GIVEN EXERCISE: Extract all of the data and reproduce it precisely.

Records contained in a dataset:

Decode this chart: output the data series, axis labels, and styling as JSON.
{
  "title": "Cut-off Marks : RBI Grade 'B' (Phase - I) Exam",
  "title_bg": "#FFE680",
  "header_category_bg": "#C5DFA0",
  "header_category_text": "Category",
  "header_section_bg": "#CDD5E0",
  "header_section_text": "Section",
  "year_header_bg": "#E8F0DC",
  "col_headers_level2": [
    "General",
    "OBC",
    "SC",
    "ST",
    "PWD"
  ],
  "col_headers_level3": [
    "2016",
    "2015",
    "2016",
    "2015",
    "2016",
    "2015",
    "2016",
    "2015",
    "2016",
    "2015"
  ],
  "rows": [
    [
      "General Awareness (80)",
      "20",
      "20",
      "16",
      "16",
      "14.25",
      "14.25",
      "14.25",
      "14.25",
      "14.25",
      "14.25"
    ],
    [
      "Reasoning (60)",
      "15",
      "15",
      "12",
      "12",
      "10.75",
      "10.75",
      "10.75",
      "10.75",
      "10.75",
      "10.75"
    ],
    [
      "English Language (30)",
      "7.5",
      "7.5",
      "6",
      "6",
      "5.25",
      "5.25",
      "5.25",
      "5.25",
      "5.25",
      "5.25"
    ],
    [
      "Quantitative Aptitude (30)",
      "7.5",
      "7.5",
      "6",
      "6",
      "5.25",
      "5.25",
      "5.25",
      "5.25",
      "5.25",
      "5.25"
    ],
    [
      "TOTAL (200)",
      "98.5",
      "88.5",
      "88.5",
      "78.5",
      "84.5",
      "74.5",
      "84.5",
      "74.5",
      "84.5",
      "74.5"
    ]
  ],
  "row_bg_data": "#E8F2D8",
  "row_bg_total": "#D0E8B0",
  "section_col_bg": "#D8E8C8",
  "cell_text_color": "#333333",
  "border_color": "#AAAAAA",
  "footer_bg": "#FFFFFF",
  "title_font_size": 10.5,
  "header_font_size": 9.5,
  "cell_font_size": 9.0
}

THE SOLUTION:
Decode this chart: output the data series, axis labels, and styling as JSON.
{
  "title": "Cut-off Marks : RBI Grade 'B' (Phase - I) Exam",
  "title_bg": "#FFE680",
  "header_category_bg": "#C5DFA0",
  "header_category_text": "Category",
  "header_section_bg": "#CDD5E0",
  "header_section_text": "Section",
  "year_header_bg": "#E8F0DC",
  "col_headers_level2": [
    "General",
    "OBC",
    "SC",
    "ST",
    "PWD"
  ],
  "col_headers_level3": [
    "2016",
    "2015",
    "2016",
    "2015",
    "2016",
    "2015",
    "2016",
    "2015",
    "2016",
    "2015"
  ],
  "rows": [
    [
      "General Awareness (80)",
      "20",
      "20",
      "16",
      "16",
      "14.25",
      "14.25",
      "14.25",
      "14.25",
      "14.25",
      "14.25"
    ],
    [
      "Reasoning (60)",
      "15",
      "15",
      "12",
      "12",
      "10.75",
      "10.75",
      "10.75",
      "10.75",
      "10.75",
      "10.75"
    ],
    [
      "English Language (30)",
      "7.5",
      "7.5",
      "6",
      "6",
      "5.25",
      "5.25",
      "5.25",
      "5.25",
      "5.25",
      "5.25"
    ],
    [
      "Quantitative Aptitude (30)",
      "7.5",
      "7.5",
      "6",
      "6",
      "5.25",
      "5.25",
      "5.25",
      "5.25",
      "5.25",
      "5.25"
    ],
    [
      "TOTAL (200)",
      "98.5",
      "88.5",
      "88.5",
      "78.5",
      "84.5",
      "74.5",
      "84.5",
      "74.5",
      "84.5",
      "74.5"
    ]
  ],
  "row_bg_data": "#E8F2D8",
  "row_bg_total": "#D0E8B0",
  "section_col_bg": "#D8E8C8",
  "cell_text_color": "#333333",
  "border_color": "#AAAAAA",
  "footer_bg": "#FFFFFF",
  "title_font_size": 10.5,
  "header_font_size": 9.5,
  "cell_font_size": 9.0
}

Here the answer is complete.